> WHAT THIS TASK INVOLVES
Please reproduce the lines of the records below from the one holding "Read all visible content and emit it as JSON." through the one holding "Parse this screenshot: output", inclusive, skipping all pictures.

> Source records
• • •
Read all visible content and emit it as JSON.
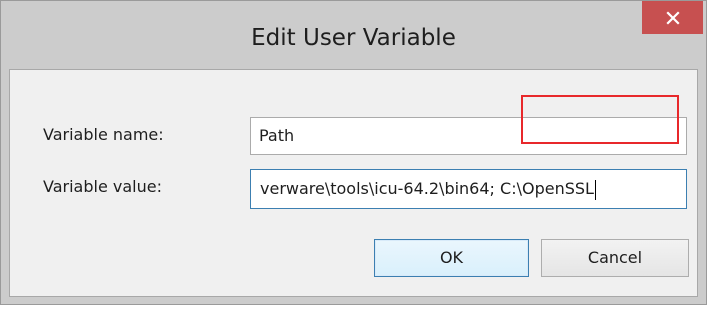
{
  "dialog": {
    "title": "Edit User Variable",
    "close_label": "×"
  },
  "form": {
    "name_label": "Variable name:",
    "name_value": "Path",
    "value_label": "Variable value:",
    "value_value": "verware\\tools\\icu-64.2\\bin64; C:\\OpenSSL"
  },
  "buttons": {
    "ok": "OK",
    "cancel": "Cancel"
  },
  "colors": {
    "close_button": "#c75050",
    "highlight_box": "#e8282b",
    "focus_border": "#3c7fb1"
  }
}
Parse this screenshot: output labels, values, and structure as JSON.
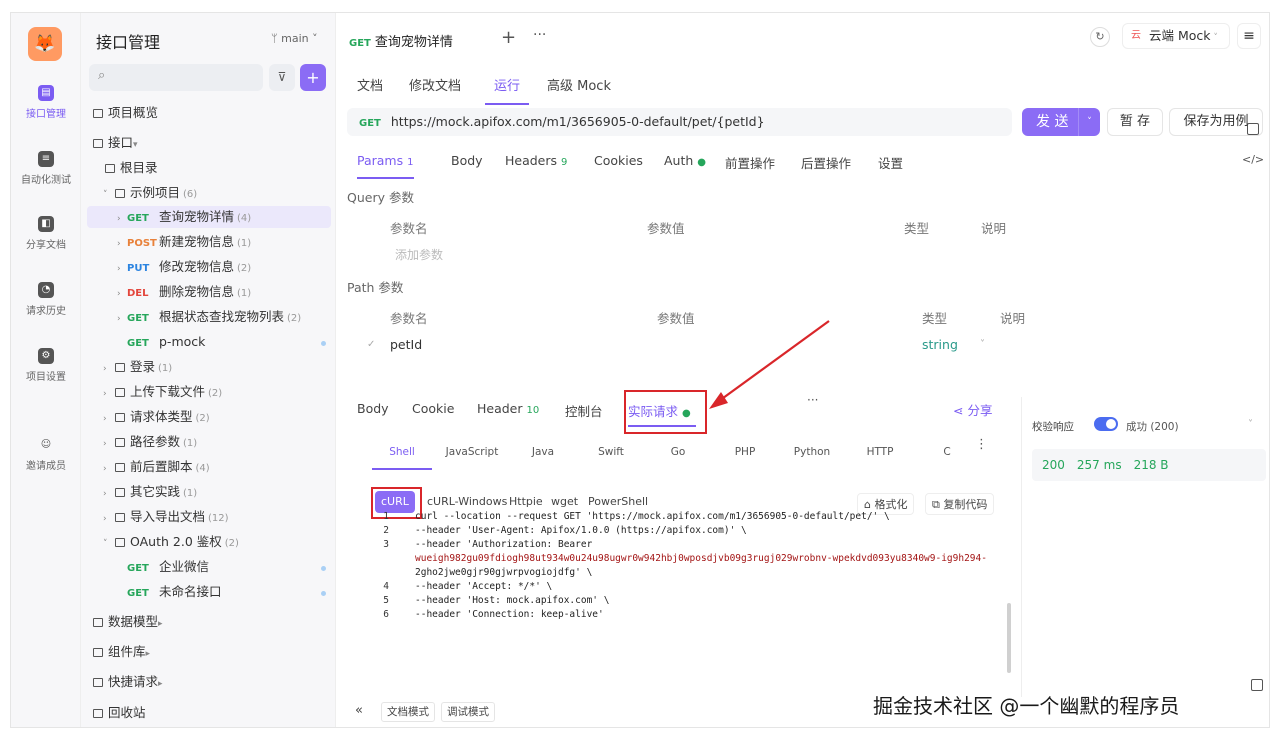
• • •
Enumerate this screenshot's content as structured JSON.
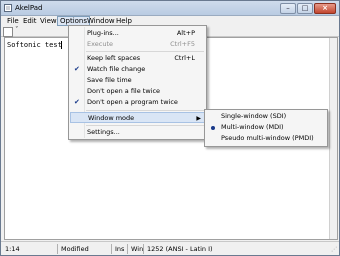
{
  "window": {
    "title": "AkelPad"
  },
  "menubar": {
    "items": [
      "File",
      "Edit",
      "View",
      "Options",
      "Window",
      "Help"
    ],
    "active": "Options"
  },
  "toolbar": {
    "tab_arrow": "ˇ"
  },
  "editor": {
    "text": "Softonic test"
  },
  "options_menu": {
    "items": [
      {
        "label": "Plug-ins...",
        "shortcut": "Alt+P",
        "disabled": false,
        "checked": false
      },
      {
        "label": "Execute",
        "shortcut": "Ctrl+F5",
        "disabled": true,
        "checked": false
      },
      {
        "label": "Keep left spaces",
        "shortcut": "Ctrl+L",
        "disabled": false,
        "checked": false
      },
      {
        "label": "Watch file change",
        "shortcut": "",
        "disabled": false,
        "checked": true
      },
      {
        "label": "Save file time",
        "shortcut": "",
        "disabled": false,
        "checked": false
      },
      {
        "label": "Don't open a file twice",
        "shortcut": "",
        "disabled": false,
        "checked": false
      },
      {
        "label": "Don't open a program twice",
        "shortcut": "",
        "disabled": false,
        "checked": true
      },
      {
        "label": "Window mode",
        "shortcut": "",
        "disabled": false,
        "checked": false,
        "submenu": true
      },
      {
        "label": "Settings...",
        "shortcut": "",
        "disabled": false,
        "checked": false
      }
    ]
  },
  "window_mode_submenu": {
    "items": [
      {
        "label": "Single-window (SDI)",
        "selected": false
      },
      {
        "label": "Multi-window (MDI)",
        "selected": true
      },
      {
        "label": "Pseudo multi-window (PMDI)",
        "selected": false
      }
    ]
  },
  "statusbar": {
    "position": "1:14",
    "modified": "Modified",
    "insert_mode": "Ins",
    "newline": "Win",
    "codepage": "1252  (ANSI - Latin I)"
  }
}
• • •
> TASK ANSWER
Read all visible content and emit it as JSON.
{
  "dialog": {
    "title": "Edit User Variable",
    "close_label": "×"
  },
  "form": {
    "name_label": "Variable name:",
    "name_value": "Path",
    "value_label": "Variable value:",
    "value_value": "verware\\tools\\icu-64.2\\bin64; C:\\OpenSSL"
  },
  "buttons": {
    "ok": "OK",
    "cancel": "Cancel"
  },
  "colors": {
    "close_button": "#c75050",
    "highlight_box": "#e8282b",
    "focus_border": "#3c7fb1"
  }
}
Parse this screenshot: output labels, values, and structure as JSON.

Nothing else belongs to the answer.